- [Problem details]: Report how many lines in the records hold the string "help"; give the number and nothing else.

- [Data to use]:
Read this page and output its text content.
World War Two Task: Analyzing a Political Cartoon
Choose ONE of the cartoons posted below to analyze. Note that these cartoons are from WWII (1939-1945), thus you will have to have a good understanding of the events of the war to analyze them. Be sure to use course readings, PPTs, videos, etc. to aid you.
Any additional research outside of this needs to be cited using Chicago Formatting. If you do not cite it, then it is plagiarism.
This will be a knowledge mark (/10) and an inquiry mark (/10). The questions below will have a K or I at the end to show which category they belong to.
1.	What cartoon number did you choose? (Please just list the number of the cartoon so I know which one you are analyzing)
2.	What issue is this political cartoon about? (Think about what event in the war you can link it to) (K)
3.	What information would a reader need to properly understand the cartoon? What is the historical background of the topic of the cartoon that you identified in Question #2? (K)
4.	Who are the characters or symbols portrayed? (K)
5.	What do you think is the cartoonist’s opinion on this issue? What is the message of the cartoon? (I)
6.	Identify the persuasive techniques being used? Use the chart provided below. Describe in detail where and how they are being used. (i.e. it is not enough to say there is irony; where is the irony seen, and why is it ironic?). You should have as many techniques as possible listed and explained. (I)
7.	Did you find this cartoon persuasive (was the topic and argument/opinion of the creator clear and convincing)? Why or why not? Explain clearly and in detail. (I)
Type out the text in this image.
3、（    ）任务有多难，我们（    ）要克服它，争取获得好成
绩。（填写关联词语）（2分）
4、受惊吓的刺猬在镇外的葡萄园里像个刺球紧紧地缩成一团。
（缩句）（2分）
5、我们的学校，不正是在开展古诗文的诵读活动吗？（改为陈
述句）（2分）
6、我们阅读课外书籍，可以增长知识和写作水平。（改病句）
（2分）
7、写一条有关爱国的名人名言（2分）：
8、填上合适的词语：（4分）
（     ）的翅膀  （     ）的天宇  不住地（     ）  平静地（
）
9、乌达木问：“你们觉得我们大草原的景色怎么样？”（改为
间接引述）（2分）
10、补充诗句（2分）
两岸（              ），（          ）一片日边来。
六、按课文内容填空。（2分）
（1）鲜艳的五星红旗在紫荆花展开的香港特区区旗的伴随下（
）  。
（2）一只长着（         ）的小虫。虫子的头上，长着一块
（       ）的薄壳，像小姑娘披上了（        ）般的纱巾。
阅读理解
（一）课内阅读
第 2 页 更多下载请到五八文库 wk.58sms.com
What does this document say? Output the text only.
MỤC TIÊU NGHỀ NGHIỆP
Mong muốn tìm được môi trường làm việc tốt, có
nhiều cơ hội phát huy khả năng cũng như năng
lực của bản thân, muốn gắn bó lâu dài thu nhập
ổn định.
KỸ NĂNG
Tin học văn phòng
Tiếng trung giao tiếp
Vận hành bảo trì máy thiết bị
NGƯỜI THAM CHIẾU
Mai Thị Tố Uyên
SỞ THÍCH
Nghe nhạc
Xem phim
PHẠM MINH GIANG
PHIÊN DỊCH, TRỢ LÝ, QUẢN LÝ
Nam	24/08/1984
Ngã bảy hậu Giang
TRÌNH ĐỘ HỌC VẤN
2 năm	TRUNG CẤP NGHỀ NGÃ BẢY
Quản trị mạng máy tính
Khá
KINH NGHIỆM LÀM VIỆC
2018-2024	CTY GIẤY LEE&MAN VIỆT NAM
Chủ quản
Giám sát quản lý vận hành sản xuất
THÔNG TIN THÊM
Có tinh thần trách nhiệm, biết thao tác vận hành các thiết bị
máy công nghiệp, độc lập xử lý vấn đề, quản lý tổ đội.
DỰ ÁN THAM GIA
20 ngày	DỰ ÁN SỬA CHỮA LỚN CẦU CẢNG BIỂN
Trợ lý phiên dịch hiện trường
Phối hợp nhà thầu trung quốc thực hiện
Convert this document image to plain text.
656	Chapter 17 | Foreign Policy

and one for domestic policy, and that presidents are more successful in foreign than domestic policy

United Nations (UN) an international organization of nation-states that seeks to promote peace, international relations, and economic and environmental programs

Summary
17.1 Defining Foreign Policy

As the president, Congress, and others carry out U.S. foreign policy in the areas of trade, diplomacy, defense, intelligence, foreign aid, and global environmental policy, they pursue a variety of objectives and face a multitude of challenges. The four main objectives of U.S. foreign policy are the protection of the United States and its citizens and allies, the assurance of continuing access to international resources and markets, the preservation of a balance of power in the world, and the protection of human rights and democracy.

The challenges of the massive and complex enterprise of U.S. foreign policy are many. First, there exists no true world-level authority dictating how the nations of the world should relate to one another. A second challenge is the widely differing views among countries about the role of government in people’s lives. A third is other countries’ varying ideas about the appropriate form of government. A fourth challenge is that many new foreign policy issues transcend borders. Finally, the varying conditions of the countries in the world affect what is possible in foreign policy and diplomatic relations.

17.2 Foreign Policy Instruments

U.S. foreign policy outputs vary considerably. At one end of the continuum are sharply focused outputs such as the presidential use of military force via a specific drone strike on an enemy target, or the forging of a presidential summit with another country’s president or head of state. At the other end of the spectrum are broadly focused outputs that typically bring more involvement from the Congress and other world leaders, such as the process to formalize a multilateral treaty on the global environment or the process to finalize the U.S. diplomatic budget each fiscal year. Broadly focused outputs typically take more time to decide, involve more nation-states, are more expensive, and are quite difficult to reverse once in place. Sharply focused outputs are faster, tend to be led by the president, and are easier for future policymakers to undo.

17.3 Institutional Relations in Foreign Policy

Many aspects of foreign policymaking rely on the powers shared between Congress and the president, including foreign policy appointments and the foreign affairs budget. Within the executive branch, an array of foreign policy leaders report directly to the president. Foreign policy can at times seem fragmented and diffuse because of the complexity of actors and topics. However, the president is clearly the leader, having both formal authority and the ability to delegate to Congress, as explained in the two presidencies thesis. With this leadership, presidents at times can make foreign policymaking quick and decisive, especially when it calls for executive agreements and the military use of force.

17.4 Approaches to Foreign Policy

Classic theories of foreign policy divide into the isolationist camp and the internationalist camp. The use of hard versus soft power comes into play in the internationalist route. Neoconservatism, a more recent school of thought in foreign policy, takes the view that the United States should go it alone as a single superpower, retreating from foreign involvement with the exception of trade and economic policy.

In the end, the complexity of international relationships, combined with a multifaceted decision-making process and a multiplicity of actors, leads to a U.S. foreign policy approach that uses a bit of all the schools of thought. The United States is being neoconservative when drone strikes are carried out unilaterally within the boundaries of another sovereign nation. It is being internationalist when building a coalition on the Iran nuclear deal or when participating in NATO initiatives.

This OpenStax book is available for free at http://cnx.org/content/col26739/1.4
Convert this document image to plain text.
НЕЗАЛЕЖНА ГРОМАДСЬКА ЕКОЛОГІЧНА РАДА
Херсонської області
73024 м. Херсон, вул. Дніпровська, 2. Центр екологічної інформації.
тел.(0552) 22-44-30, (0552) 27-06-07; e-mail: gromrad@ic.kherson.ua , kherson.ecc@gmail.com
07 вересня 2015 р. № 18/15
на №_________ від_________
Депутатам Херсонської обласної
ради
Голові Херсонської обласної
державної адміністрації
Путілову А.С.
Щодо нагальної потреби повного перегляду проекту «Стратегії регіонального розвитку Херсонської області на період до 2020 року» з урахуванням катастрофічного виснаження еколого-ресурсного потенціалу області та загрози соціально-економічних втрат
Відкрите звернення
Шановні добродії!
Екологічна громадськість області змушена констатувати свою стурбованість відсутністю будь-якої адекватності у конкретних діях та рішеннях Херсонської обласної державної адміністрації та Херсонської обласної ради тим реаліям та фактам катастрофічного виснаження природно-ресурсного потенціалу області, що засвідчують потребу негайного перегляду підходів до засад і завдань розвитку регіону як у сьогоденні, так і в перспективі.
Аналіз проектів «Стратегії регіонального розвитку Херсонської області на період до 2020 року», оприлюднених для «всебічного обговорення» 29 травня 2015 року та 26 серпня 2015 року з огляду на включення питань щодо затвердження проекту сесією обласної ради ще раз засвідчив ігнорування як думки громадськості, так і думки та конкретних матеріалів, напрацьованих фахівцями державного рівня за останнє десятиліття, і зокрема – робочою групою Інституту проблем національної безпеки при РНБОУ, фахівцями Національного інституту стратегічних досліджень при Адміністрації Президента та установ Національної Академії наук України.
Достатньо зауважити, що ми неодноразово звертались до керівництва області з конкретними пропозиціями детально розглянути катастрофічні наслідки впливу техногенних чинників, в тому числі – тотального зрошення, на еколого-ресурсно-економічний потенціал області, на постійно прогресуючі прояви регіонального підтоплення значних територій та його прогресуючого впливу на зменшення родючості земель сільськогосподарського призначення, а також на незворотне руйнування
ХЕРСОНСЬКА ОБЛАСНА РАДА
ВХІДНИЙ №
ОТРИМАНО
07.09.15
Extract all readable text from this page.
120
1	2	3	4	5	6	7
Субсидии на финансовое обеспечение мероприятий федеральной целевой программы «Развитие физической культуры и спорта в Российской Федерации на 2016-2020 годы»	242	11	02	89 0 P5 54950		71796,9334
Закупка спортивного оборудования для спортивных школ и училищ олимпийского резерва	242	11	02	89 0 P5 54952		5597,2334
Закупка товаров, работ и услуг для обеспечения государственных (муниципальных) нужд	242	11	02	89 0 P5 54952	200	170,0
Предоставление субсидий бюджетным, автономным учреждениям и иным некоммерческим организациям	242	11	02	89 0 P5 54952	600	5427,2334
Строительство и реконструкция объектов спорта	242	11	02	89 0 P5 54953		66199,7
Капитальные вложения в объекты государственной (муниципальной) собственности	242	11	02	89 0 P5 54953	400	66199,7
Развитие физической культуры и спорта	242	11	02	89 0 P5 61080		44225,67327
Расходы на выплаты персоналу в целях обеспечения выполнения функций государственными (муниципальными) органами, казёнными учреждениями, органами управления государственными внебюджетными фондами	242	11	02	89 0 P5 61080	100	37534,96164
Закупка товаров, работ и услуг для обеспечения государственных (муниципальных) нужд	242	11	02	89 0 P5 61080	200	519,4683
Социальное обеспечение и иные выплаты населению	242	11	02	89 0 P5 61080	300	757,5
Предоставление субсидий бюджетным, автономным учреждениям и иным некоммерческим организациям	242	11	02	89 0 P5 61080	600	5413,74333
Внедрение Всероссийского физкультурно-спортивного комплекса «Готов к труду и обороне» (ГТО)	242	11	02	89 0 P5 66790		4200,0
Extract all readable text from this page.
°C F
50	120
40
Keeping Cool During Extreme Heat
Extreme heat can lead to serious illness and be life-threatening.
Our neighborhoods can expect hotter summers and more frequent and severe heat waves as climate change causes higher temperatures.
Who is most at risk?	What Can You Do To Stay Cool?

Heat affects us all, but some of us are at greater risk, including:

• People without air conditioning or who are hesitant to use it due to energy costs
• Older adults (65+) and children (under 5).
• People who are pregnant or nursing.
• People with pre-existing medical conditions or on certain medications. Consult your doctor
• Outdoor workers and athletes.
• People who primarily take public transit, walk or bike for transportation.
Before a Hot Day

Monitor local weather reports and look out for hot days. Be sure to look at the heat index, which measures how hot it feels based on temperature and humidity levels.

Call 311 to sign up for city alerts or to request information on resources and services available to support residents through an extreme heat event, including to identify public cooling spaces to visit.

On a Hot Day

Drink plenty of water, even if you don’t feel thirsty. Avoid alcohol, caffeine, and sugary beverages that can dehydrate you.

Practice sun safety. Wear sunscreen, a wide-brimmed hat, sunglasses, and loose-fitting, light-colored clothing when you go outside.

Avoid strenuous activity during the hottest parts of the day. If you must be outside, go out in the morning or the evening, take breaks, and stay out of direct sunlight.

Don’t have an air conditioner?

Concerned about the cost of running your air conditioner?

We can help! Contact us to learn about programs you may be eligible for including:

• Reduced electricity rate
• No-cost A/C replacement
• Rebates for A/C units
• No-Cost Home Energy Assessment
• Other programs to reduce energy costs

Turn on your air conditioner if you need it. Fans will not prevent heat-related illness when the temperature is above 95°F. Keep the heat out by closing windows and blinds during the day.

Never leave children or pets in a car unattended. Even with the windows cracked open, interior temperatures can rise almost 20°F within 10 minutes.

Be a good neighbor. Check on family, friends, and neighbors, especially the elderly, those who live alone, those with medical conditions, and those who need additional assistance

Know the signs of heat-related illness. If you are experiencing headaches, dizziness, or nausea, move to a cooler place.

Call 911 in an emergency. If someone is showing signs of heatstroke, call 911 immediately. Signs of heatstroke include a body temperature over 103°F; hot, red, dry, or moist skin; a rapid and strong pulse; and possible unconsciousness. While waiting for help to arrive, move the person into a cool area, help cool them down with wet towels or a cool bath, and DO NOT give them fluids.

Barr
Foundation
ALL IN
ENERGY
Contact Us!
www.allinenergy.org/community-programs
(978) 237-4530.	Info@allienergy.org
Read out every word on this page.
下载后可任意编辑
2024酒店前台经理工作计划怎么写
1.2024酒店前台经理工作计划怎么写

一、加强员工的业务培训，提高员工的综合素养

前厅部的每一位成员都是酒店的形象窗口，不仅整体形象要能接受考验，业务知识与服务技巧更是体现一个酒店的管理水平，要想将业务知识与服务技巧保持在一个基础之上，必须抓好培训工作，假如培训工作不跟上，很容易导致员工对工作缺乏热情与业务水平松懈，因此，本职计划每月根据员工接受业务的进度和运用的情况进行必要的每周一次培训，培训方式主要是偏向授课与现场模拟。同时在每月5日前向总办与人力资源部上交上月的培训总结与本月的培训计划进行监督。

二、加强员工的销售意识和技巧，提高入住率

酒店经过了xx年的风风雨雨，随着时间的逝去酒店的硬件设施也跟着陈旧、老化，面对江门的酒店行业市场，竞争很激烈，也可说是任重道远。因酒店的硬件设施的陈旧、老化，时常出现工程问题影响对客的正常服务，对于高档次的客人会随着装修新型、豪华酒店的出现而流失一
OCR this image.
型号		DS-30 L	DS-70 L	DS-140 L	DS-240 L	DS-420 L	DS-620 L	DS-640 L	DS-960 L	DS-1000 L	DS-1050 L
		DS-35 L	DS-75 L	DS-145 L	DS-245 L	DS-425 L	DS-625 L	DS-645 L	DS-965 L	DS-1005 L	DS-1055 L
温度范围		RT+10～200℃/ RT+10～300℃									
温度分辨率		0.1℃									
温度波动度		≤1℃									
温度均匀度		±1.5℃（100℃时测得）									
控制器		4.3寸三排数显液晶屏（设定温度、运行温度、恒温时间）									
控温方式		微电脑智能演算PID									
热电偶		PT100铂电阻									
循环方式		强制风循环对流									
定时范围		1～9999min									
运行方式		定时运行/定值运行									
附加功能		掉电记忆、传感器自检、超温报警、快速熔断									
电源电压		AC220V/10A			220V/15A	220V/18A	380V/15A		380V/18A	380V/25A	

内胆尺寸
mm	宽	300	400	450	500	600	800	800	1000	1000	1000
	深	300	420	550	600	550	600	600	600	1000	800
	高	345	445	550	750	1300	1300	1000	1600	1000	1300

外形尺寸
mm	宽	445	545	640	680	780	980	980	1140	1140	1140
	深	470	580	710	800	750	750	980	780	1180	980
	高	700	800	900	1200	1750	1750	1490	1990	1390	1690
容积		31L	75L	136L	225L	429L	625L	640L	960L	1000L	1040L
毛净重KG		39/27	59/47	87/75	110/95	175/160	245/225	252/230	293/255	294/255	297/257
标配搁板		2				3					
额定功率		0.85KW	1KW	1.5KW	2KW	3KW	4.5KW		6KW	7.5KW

- [Result of the task]: 2